## DO THIS
Copy out each line featuring the string "text" from the entries beneath.
------------------------------------------------
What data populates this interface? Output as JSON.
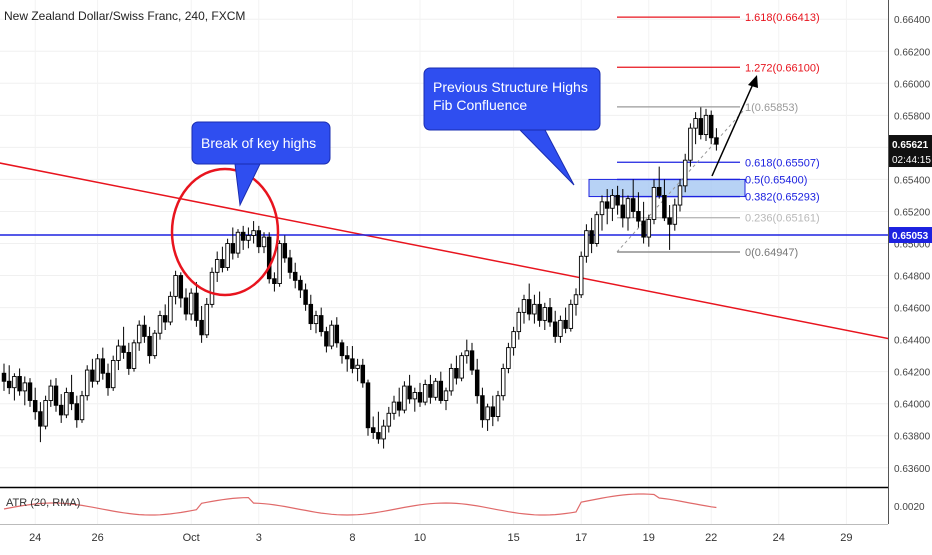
{
  "chart_data": {
    "type": "candlestick",
    "title": "New Zealand Dollar/Swiss Franc, 240, FXCM",
    "y_ticks": [
      "0.66400",
      "0.66200",
      "0.66000",
      "0.65800",
      "0.65600",
      "0.65400",
      "0.65200",
      "0.65000",
      "0.64800",
      "0.64600",
      "0.64400",
      "0.64200",
      "0.64000",
      "0.63800",
      "0.63600"
    ],
    "ylim": [
      0.6348,
      0.6652
    ],
    "x_ticks": [
      "24",
      "26",
      "Oct",
      "3",
      "8",
      "10",
      "15",
      "17",
      "19",
      "22",
      "24",
      "29"
    ],
    "x_tick_bars": [
      6,
      18,
      36,
      49,
      67,
      80,
      98,
      111,
      124,
      136,
      149,
      162
    ],
    "current_price": "0.65621",
    "countdown": "02:44:15",
    "horizontal_line": {
      "value": 0.65053,
      "label": "0.65053"
    },
    "trendline": {
      "from": {
        "bar": -2,
        "price": 0.6551
      },
      "to": {
        "bar": 175,
        "price": 0.64375
      }
    },
    "fib_levels": [
      {
        "label": "1.618(0.66413)",
        "price": 0.66413,
        "color": "#e8141e"
      },
      {
        "label": "1.272(0.66100)",
        "price": 0.661,
        "color": "#e8141e"
      },
      {
        "label": "1(0.65853)",
        "price": 0.65853,
        "color": "#9a9a9a"
      },
      {
        "label": "0.618(0.65507)",
        "price": 0.65507,
        "color": "#1d22e0"
      },
      {
        "label": "0.5(0.65400)",
        "price": 0.654,
        "color": "#1d22e0"
      },
      {
        "label": "0.382(0.65293)",
        "price": 0.65293,
        "color": "#1d22e0"
      },
      {
        "label": "0.236(0.65161)",
        "price": 0.65161,
        "color": "#b9b9b9"
      },
      {
        "label": "0(0.64947)",
        "price": 0.64947,
        "color": "#777777"
      }
    ],
    "annotations": [
      {
        "text": "Break of key highs"
      },
      {
        "text": "Previous Structure Highs\nFib Confluence"
      }
    ],
    "indicator": {
      "label": "ATR (20, RMA)",
      "tick": "0.0020",
      "color": "#e06a6a"
    },
    "candles": [
      [
        0.6419,
        0.6425,
        0.6408,
        0.6414
      ],
      [
        0.6414,
        0.6424,
        0.6406,
        0.641
      ],
      [
        0.641,
        0.6419,
        0.6402,
        0.6417
      ],
      [
        0.6417,
        0.6422,
        0.6405,
        0.6408
      ],
      [
        0.6408,
        0.6417,
        0.6399,
        0.6413
      ],
      [
        0.6413,
        0.6416,
        0.6398,
        0.6402
      ],
      [
        0.6402,
        0.641,
        0.639,
        0.6395
      ],
      [
        0.6395,
        0.6401,
        0.6376,
        0.6386
      ],
      [
        0.6386,
        0.6405,
        0.6384,
        0.6402
      ],
      [
        0.6402,
        0.6415,
        0.6398,
        0.6411
      ],
      [
        0.6411,
        0.6416,
        0.6395,
        0.6399
      ],
      [
        0.6399,
        0.6406,
        0.6388,
        0.6393
      ],
      [
        0.6393,
        0.641,
        0.6391,
        0.6407
      ],
      [
        0.6407,
        0.6418,
        0.6396,
        0.64
      ],
      [
        0.64,
        0.6405,
        0.6385,
        0.639
      ],
      [
        0.639,
        0.6408,
        0.6388,
        0.6405
      ],
      [
        0.6405,
        0.6424,
        0.6402,
        0.6421
      ],
      [
        0.6421,
        0.6428,
        0.641,
        0.6414
      ],
      [
        0.6414,
        0.6431,
        0.6412,
        0.6428
      ],
      [
        0.6428,
        0.6435,
        0.6415,
        0.6419
      ],
      [
        0.6419,
        0.6425,
        0.6405,
        0.641
      ],
      [
        0.641,
        0.643,
        0.6408,
        0.6427
      ],
      [
        0.6427,
        0.644,
        0.6421,
        0.6436
      ],
      [
        0.6436,
        0.6448,
        0.6428,
        0.6432
      ],
      [
        0.6432,
        0.6438,
        0.6418,
        0.6422
      ],
      [
        0.6422,
        0.644,
        0.642,
        0.6438
      ],
      [
        0.6438,
        0.6452,
        0.6433,
        0.6449
      ],
      [
        0.6449,
        0.6455,
        0.6438,
        0.6442
      ],
      [
        0.6442,
        0.6448,
        0.6425,
        0.643
      ],
      [
        0.643,
        0.6446,
        0.6428,
        0.6444
      ],
      [
        0.6444,
        0.6458,
        0.644,
        0.6455
      ],
      [
        0.6455,
        0.6462,
        0.6446,
        0.6451
      ],
      [
        0.6451,
        0.647,
        0.6449,
        0.6467
      ],
      [
        0.6467,
        0.6483,
        0.6462,
        0.648
      ],
      [
        0.648,
        0.6482,
        0.646,
        0.6466
      ],
      [
        0.6466,
        0.6472,
        0.6452,
        0.6456
      ],
      [
        0.6456,
        0.6472,
        0.6452,
        0.6469
      ],
      [
        0.6469,
        0.6476,
        0.6448,
        0.6452
      ],
      [
        0.6452,
        0.6461,
        0.6438,
        0.6443
      ],
      [
        0.6443,
        0.6466,
        0.6441,
        0.6462
      ],
      [
        0.6462,
        0.6485,
        0.646,
        0.6482
      ],
      [
        0.6482,
        0.6495,
        0.6476,
        0.649
      ],
      [
        0.649,
        0.6498,
        0.6482,
        0.6485
      ],
      [
        0.6485,
        0.6503,
        0.6483,
        0.65
      ],
      [
        0.65,
        0.651,
        0.649,
        0.6494
      ],
      [
        0.6494,
        0.6509,
        0.6491,
        0.6507
      ],
      [
        0.6507,
        0.6511,
        0.6496,
        0.6502
      ],
      [
        0.6502,
        0.651,
        0.6497,
        0.6505
      ],
      [
        0.6505,
        0.6514,
        0.65,
        0.6508
      ],
      [
        0.6508,
        0.6511,
        0.6494,
        0.6498
      ],
      [
        0.6498,
        0.6507,
        0.6494,
        0.6504
      ],
      [
        0.6504,
        0.6507,
        0.6475,
        0.6478
      ],
      [
        0.6478,
        0.6482,
        0.647,
        0.6475
      ],
      [
        0.6475,
        0.6502,
        0.6473,
        0.65
      ],
      [
        0.65,
        0.6505,
        0.6488,
        0.6491
      ],
      [
        0.6491,
        0.6496,
        0.6478,
        0.6482
      ],
      [
        0.6482,
        0.6488,
        0.6472,
        0.6477
      ],
      [
        0.6477,
        0.648,
        0.6466,
        0.6471
      ],
      [
        0.6471,
        0.6475,
        0.6458,
        0.6462
      ],
      [
        0.6462,
        0.6468,
        0.6446,
        0.645
      ],
      [
        0.645,
        0.6458,
        0.6444,
        0.6455
      ],
      [
        0.6455,
        0.646,
        0.6442,
        0.6445
      ],
      [
        0.6445,
        0.6448,
        0.6432,
        0.6436
      ],
      [
        0.6436,
        0.6452,
        0.6434,
        0.6449
      ],
      [
        0.6449,
        0.6454,
        0.6435,
        0.6438
      ],
      [
        0.6438,
        0.644,
        0.6425,
        0.643
      ],
      [
        0.643,
        0.6436,
        0.642,
        0.6428
      ],
      [
        0.6428,
        0.6436,
        0.6419,
        0.6422
      ],
      [
        0.6422,
        0.6428,
        0.6414,
        0.6424
      ],
      [
        0.6424,
        0.6428,
        0.641,
        0.6413
      ],
      [
        0.6413,
        0.6415,
        0.638,
        0.6385
      ],
      [
        0.6385,
        0.6392,
        0.6378,
        0.6382
      ],
      [
        0.6382,
        0.6395,
        0.6375,
        0.6378
      ],
      [
        0.6378,
        0.639,
        0.6372,
        0.6386
      ],
      [
        0.6386,
        0.6398,
        0.6382,
        0.6394
      ],
      [
        0.6394,
        0.6405,
        0.639,
        0.6401
      ],
      [
        0.6401,
        0.641,
        0.6392,
        0.6396
      ],
      [
        0.6396,
        0.6414,
        0.6394,
        0.6411
      ],
      [
        0.6411,
        0.6418,
        0.64,
        0.6403
      ],
      [
        0.6403,
        0.641,
        0.6395,
        0.6407
      ],
      [
        0.6407,
        0.6413,
        0.6398,
        0.6401
      ],
      [
        0.6401,
        0.6415,
        0.6399,
        0.6412
      ],
      [
        0.6412,
        0.6418,
        0.64,
        0.6404
      ],
      [
        0.6404,
        0.6416,
        0.6402,
        0.6414
      ],
      [
        0.6414,
        0.642,
        0.64,
        0.6402
      ],
      [
        0.6402,
        0.641,
        0.6396,
        0.6408
      ],
      [
        0.6408,
        0.6425,
        0.6405,
        0.6422
      ],
      [
        0.6422,
        0.643,
        0.6412,
        0.6416
      ],
      [
        0.6416,
        0.6432,
        0.6414,
        0.643
      ],
      [
        0.643,
        0.644,
        0.6425,
        0.6433
      ],
      [
        0.6433,
        0.6438,
        0.6418,
        0.6421
      ],
      [
        0.6421,
        0.6428,
        0.64,
        0.6405
      ],
      [
        0.6405,
        0.641,
        0.6385,
        0.639
      ],
      [
        0.639,
        0.64,
        0.6383,
        0.6398
      ],
      [
        0.6398,
        0.6405,
        0.6386,
        0.6392
      ],
      [
        0.6392,
        0.6408,
        0.6389,
        0.6405
      ],
      [
        0.6405,
        0.6425,
        0.6402,
        0.6422
      ],
      [
        0.6422,
        0.6438,
        0.6419,
        0.6435
      ],
      [
        0.6435,
        0.6448,
        0.643,
        0.6445
      ],
      [
        0.6445,
        0.646,
        0.644,
        0.6457
      ],
      [
        0.6457,
        0.6468,
        0.645,
        0.6465
      ],
      [
        0.6465,
        0.6475,
        0.6452,
        0.6456
      ],
      [
        0.6456,
        0.6468,
        0.645,
        0.6462
      ],
      [
        0.6462,
        0.647,
        0.6448,
        0.6452
      ],
      [
        0.6452,
        0.6463,
        0.6446,
        0.646
      ],
      [
        0.646,
        0.6466,
        0.6448,
        0.6451
      ],
      [
        0.6451,
        0.6458,
        0.6438,
        0.6442
      ],
      [
        0.6442,
        0.6455,
        0.6438,
        0.6452
      ],
      [
        0.6452,
        0.646,
        0.6444,
        0.6447
      ],
      [
        0.6447,
        0.6465,
        0.6445,
        0.6462
      ],
      [
        0.6462,
        0.6472,
        0.6455,
        0.6468
      ],
      [
        0.6468,
        0.6495,
        0.6466,
        0.6492
      ],
      [
        0.6492,
        0.6512,
        0.6488,
        0.6508
      ],
      [
        0.6508,
        0.6516,
        0.6494,
        0.65
      ],
      [
        0.65,
        0.652,
        0.6498,
        0.6518
      ],
      [
        0.6518,
        0.653,
        0.6508,
        0.6526
      ],
      [
        0.6526,
        0.6534,
        0.6512,
        0.6522
      ],
      [
        0.6522,
        0.6534,
        0.6514,
        0.653
      ],
      [
        0.653,
        0.6536,
        0.6518,
        0.6524
      ],
      [
        0.6524,
        0.6534,
        0.651,
        0.6516
      ],
      [
        0.6516,
        0.653,
        0.6508,
        0.6528
      ],
      [
        0.6528,
        0.654,
        0.6516,
        0.652
      ],
      [
        0.652,
        0.6532,
        0.651,
        0.6514
      ],
      [
        0.6514,
        0.6526,
        0.65,
        0.6504
      ],
      [
        0.6504,
        0.6518,
        0.6498,
        0.6515
      ],
      [
        0.6515,
        0.654,
        0.6512,
        0.6535
      ],
      [
        0.6535,
        0.6548,
        0.6528,
        0.653
      ],
      [
        0.653,
        0.654,
        0.6514,
        0.6516
      ],
      [
        0.6516,
        0.6524,
        0.6496,
        0.6512
      ],
      [
        0.6512,
        0.6528,
        0.6508,
        0.6524
      ],
      [
        0.6524,
        0.654,
        0.652,
        0.6536
      ],
      [
        0.6536,
        0.6556,
        0.6532,
        0.6552
      ],
      [
        0.6552,
        0.6575,
        0.6548,
        0.6572
      ],
      [
        0.6572,
        0.6582,
        0.6562,
        0.6578
      ],
      [
        0.6578,
        0.6585,
        0.6565,
        0.6568
      ],
      [
        0.6568,
        0.6584,
        0.6564,
        0.658
      ],
      [
        0.658,
        0.6583,
        0.6562,
        0.6566
      ],
      [
        0.6566,
        0.6572,
        0.6558,
        0.6562
      ]
    ]
  }
}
------------------------------------------------
## FULL OUTPUT
        "text": "Break of key highs"
        "text": "Previous Structure Highs\nFib Confluence"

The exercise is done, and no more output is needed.